Assistimos a discussões surreais de alunos que dizem que as mulheres são inferiores aos homens; outros que dizem que têm todos os direitos contra os que não têm nenhuns (alunos militares em double major). Mas insultar uma pessoa promotora do respeito pela liberdade e igualdade é inaceitável. Essas pessoas estão identificadas e continuam a achar que discriminar é “insultar os gays de serem gays”, quando isso é uma orientação do outro e ponto final. Ou que uns são muçulmanos e os outros cristãos. Na verdade, o Deus é apenas um. A interpretação errada de cada religião é apanágio do homem (menos letrado). Cada um segue o caminho que decide e aos outros é obrigatório respeitar.
A iliteracia – sobretudo em saúde – é o caminho que nos divide: aos que promove o respeito pela diferença, pela cor, pelos direitos humanos, pela dignidade, pela segurança. Aí nascem os bairros sociais. Conheço bem o Casal da Mira, pela mão do vereador da câmara de Amadora. Com eles montei o projeto grandioso da Fundação Benfica, de que me orgulho imenso, e com a liderança de Luís Filipe Vieira, regressei ao mundo da saúde. Os meninos de 2010, quando a fundação nasceu, são homens bons.
São filhos de pessoas mais carenciadas. Mais humildes. Nos bairros, como nas Quintas das Marinhas de Cascais, e na Lapa de Lisboa existem pessoas boas e menos boas. Crime julga-se com o espírito da lei e justiça, nem sempre justa. Nunca julgarei em praça pública a partida de um homem que trabalhava e ajudava os mais velhos. Deixou três filhos. Deixou mulher. Merece ser respeitado. Um (ex) criminoso tem direito a ter um caminho diferente, sendo reintegrado na sociedade. Foi, por isso, que esta Faculdade de Medicina, com o Instituto de Medicina Preventiva e Saúde Pública, desenvolveu com a Misericórdia do Porto um projeto inovador de capacitar mulheres reclusas em Santa Cruz do Bispo.
As nossas sociedades, e estes jovens que deveriam preparar a sociedade do futuro, não estão assentes e nem sequer baseadas na tolerância ou no livre pensamento. Não entendem que aqueles têm como finalidade o aperfeiçoamento da Humanidade, elevando-a moral e espiritualmente. Só assim criamos uma sociedade livre, justa e igualitária. Os dogmas de pessoas iletradas, más e mal-educadas, alunos e não alunos, não é o caminho de combate de todas as formas de opressão do ser humano. Existem muitas formas de terror, de miséria e de ignorância. Defendo o Estado de Direito e promovo as liberdades fundamentais do ser humano. Castanho, preto ou a cores. A tolerância mútua, o respeito pelos outros, como por si mesmo, e pela liberdade de expressão, não permite que se insultem as pessoas que, como eu, passam a “salvadoras brancas”.
São esses caminhos que nos estão a dividir em torno do caso Odair, mas existem vários Odair, silenciados, e quem fala deles é um “White saviour”. Avizinham-se cenas dos próximos capítulos. E, em Portugal quem fica a ganhar? E quem fica a perder? Afinal, apenas podemos desenhar uma estratégia de comunicação e de mobilização para a inclusão, com aqueles que queiram, pessoas que são inclusivas. Não basta fazer conferências, fingir que se discute o tema, que se angariam esmolas para dar aos pobres…. É preciso que se olhe para a diferença como uma caraterística e não como um defeito. A pobreza é uma condição. Não pode, nem deve ser continuada como um rótulo, assim como a (falta) de educação, de quem discrimina, insulta e maltrata. Que geração vem aí com estes jovens? Pensemos nisso.

→ **Tarefa 1**:
Transcreva, sem alterações, o trecho do texto sobre tolerância que vai de "São esses caminhos" até "jovens? Pensemos nisso.", ambos incluídos.
→ **Tarefa 2**:
Estas afirmações estão de acordo com o texto sobre tolerância? Responda sim ou não a cada uma e cite as palavras do texto que o decidem.
(a) O projeto de capacitação de mulheres reclusas foi desenvolvido com a Misericórdia do Porto.
(b) A Fundação Benfica nasceu em 2015.
(c) A pobreza é apresentada como um defeito.

→ **Dados de previsão de caixas delimitadoras**:
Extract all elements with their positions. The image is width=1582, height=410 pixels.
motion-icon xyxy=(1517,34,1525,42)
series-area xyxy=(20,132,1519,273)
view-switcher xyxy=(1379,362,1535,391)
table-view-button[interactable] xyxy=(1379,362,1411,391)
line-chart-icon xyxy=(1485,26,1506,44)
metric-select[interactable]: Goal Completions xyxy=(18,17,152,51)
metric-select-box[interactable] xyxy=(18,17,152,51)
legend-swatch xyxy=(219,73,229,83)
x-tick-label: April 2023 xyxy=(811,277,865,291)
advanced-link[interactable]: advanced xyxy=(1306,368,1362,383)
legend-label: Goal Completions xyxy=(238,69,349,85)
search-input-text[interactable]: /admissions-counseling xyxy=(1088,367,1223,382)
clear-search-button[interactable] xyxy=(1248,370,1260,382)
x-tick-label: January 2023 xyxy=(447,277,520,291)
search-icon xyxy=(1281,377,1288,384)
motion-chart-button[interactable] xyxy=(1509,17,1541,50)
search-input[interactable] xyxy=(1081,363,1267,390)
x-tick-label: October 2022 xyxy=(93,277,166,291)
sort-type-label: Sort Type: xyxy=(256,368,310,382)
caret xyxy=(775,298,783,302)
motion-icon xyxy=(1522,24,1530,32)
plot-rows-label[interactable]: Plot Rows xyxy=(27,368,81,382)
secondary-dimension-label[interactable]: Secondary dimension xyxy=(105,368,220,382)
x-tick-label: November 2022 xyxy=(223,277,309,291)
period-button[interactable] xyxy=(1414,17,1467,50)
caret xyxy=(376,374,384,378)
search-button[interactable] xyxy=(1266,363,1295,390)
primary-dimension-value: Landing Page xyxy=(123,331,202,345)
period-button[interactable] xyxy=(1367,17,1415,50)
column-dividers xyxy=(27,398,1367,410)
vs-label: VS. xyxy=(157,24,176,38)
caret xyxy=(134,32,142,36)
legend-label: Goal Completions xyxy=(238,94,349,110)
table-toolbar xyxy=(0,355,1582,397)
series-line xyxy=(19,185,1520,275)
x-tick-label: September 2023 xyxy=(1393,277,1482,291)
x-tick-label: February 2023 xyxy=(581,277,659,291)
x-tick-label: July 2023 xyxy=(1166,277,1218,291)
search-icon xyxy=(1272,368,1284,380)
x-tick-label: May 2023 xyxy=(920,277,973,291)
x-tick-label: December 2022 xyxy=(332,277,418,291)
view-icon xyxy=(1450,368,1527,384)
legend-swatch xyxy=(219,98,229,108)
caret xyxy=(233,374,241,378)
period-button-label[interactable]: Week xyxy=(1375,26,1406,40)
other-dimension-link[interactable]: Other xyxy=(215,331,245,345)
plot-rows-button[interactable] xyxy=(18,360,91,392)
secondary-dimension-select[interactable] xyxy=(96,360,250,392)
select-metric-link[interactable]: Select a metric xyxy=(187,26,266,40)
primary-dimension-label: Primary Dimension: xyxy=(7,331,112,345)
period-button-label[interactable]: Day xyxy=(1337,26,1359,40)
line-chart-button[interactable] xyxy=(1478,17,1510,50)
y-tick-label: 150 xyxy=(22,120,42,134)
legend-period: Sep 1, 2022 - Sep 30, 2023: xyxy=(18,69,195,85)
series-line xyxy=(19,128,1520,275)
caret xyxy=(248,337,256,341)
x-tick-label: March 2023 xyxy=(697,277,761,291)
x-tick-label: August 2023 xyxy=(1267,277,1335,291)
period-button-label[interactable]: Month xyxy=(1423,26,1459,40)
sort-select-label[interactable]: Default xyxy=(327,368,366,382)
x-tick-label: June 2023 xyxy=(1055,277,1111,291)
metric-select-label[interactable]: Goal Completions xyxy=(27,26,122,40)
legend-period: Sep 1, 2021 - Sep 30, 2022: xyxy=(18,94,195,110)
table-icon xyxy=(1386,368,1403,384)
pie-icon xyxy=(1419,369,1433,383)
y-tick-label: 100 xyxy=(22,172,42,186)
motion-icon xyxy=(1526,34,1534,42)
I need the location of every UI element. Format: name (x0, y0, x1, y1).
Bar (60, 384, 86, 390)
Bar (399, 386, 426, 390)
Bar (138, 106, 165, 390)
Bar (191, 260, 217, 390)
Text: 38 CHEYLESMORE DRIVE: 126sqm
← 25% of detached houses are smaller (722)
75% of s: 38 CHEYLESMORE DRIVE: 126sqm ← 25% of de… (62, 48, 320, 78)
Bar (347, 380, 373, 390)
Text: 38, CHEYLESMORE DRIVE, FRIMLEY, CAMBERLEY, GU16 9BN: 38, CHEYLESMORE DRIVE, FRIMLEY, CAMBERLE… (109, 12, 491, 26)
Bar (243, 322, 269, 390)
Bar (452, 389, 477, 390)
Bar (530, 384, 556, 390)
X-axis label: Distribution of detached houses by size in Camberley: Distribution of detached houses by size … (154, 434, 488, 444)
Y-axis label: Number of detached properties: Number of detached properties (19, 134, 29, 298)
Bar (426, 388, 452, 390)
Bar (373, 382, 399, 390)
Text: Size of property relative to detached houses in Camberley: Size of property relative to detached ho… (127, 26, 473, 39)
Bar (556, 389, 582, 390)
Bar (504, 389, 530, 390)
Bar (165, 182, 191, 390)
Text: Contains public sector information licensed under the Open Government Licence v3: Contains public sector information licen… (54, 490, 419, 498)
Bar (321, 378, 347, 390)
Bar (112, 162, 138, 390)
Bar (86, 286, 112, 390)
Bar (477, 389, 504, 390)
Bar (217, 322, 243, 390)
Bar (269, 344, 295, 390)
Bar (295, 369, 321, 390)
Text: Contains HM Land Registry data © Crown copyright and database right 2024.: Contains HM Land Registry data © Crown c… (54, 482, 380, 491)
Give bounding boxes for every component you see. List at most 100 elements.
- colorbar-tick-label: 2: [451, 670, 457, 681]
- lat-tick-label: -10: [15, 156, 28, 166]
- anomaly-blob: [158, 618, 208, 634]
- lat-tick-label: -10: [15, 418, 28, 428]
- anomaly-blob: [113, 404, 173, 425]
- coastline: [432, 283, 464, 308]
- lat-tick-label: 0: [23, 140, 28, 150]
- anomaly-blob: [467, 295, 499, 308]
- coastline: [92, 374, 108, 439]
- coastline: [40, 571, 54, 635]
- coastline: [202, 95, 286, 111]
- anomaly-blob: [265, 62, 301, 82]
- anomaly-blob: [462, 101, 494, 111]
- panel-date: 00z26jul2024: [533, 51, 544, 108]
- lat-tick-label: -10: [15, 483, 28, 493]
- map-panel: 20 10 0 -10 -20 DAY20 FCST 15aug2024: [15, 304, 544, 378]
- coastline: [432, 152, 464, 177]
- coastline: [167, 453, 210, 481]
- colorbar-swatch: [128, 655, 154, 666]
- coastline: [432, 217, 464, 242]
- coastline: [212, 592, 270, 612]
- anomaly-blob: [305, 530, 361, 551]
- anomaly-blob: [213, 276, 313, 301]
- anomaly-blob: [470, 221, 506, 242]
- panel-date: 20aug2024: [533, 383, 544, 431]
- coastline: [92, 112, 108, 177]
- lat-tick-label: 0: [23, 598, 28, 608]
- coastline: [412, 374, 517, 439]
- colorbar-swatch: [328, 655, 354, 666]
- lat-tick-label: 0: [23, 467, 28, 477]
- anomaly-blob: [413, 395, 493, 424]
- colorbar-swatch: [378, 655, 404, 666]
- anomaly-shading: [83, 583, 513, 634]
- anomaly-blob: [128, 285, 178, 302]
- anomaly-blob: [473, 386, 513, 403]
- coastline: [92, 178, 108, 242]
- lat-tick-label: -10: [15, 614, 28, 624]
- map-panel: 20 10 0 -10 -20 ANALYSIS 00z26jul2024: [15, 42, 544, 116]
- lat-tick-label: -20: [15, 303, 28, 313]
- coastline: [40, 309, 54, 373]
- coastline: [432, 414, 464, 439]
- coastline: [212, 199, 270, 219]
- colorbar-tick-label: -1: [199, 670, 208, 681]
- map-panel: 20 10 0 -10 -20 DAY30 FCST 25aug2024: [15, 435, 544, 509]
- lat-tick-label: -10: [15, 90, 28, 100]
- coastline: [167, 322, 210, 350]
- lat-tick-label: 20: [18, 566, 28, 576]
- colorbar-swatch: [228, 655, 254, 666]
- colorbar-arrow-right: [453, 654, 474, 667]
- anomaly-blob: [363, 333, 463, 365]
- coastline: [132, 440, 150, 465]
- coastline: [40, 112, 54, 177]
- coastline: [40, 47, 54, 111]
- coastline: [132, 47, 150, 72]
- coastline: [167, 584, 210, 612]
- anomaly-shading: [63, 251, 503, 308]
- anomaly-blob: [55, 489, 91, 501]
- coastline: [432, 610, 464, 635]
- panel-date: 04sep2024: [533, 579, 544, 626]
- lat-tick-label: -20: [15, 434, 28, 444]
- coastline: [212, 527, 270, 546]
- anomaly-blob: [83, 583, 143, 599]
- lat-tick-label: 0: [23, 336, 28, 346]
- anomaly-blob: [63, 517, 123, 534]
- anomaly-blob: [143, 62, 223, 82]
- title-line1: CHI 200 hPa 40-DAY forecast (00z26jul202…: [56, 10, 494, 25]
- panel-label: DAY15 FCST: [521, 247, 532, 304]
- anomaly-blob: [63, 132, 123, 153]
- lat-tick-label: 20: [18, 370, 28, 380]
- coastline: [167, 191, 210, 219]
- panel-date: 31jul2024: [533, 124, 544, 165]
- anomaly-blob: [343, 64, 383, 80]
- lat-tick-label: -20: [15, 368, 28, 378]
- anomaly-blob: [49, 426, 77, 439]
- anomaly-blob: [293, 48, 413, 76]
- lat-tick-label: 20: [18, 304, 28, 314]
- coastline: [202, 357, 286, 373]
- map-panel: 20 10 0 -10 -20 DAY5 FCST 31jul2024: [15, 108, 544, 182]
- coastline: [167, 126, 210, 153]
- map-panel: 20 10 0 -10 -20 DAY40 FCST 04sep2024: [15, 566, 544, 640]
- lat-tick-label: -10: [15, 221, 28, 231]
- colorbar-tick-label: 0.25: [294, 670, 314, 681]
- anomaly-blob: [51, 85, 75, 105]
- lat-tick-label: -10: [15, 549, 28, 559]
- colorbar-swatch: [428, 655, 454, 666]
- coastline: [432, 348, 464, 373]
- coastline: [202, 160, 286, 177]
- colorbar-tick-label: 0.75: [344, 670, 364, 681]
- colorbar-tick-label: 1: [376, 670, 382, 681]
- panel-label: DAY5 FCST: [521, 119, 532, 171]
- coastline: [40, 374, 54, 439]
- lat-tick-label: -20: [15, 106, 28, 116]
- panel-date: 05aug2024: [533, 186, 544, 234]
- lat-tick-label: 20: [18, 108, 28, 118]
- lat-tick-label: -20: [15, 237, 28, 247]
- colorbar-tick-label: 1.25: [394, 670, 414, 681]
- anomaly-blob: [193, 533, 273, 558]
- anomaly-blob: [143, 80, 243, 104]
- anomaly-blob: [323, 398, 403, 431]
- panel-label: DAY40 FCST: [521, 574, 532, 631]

→ **Resposta 1**:
São esses caminhos que nos estão a dividir em torno do caso Odair, mas existem vários Odair, silenciados, e quem fala deles é um “White saviour”. Avizinham-se cenas dos próximos capítulos. E, em Portugal quem fica a ganhar? E quem fica a perder? Afinal, apenas podemos desenhar uma estratégia de comunicação e de mobilização para a inclusão, com aqueles que queiram, pessoas que são inclusivas. Não basta fazer conferências, fingir que se discute o tema, que se angariam esmolas para dar aos pobres…. É preciso que se olhe para a diferença como uma caraterística e não como um defeito. A pobreza é uma condição. Não pode, nem deve ser continuada como um rótulo, assim como a (falta) de educação, de quem discrimina, insulta e maltrata. Que geração vem aí com estes jovens? Pensemos nisso.

→ **Resposta 2**:
(a) Sim: "desenvolveu com a Misericórdia do Porto um projeto inovador de capacitar mulheres reclusas em Santa Cruz do Bispo".
(b) Não: "Os meninos de 2010, quando a fundação nasceu, são homens bons."
(c) Não: "A pobreza é uma condição."